++++ MATERIAL SUPPLIED ++++

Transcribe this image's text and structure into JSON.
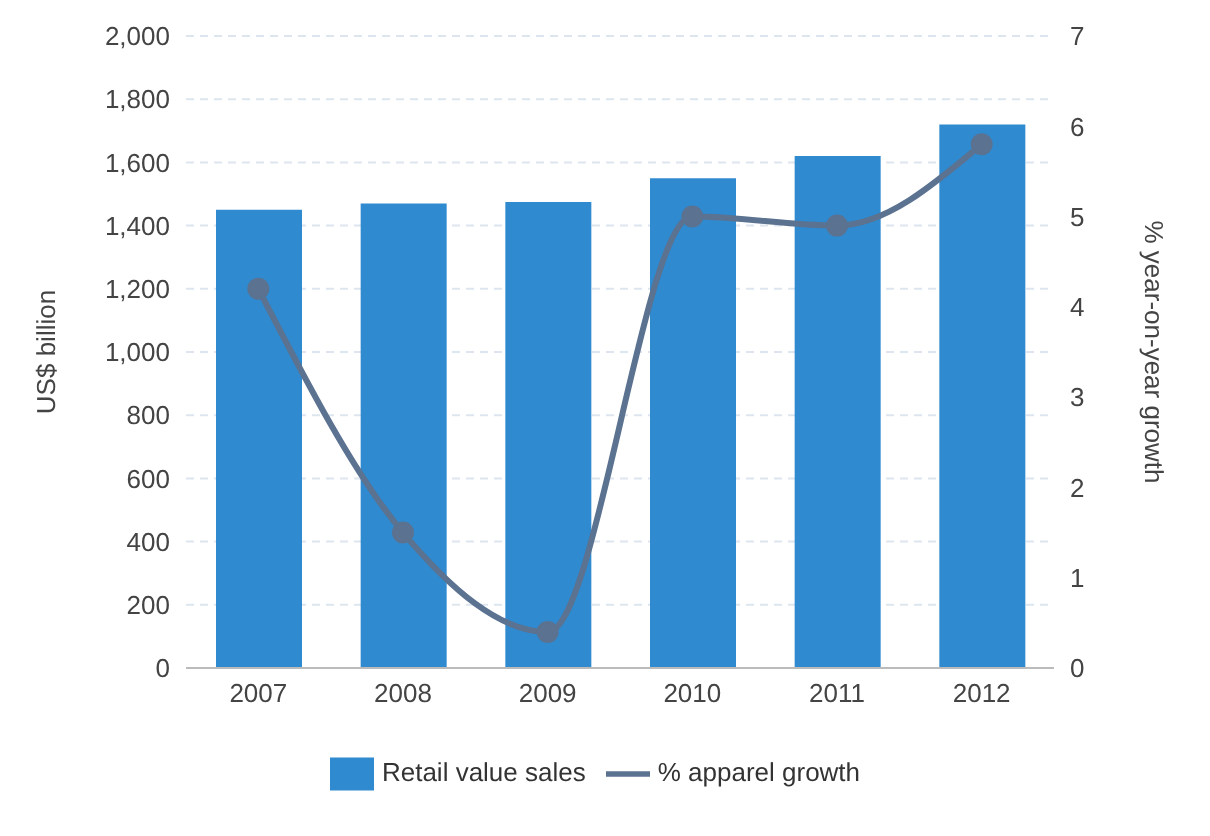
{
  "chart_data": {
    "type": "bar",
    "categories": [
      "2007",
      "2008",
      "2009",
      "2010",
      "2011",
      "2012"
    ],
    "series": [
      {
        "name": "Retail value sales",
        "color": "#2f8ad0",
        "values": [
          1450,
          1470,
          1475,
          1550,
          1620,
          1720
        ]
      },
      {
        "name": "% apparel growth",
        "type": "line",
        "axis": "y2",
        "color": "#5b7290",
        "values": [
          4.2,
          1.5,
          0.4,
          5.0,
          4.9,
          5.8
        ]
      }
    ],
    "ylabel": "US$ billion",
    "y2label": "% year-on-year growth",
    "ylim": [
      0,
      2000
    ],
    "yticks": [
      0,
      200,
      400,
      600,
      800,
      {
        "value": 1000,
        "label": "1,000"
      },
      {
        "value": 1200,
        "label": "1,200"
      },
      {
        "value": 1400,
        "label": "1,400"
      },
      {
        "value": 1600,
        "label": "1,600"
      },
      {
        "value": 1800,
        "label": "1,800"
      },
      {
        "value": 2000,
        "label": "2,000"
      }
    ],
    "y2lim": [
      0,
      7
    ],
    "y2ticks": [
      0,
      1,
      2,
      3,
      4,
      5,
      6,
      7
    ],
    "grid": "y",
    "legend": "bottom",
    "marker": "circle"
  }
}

++++
++++ MATERIAL SUPPLIED ++++

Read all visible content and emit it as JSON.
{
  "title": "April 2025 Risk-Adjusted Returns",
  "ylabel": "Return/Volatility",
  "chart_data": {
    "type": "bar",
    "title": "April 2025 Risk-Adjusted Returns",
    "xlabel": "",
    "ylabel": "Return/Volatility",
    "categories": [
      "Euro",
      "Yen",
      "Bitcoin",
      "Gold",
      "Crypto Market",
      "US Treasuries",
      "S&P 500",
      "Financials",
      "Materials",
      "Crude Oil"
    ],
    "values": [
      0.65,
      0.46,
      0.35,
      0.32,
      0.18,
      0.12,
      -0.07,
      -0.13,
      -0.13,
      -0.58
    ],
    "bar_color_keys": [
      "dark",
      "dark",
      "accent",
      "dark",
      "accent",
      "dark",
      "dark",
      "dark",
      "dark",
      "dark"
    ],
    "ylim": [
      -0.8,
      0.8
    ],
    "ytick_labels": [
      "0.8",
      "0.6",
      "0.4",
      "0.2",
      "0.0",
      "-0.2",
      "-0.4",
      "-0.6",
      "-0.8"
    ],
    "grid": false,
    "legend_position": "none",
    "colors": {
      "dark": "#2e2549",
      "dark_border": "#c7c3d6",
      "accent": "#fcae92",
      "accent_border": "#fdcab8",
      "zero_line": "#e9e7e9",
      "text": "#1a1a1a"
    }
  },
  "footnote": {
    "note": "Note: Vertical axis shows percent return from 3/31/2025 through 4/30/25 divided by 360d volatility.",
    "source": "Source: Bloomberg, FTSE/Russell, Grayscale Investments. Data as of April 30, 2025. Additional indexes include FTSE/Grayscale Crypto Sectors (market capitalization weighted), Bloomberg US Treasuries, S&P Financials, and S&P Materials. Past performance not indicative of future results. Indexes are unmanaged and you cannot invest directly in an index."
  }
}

++++

◆ STATED PROBLEM: Report each line in the preceding entries that holds the string "title".

◆ FULL SOLUTION:
  "title": "April 2025 Risk-Adjusted Returns",
    "title": "April 2025 Risk-Adjusted Returns",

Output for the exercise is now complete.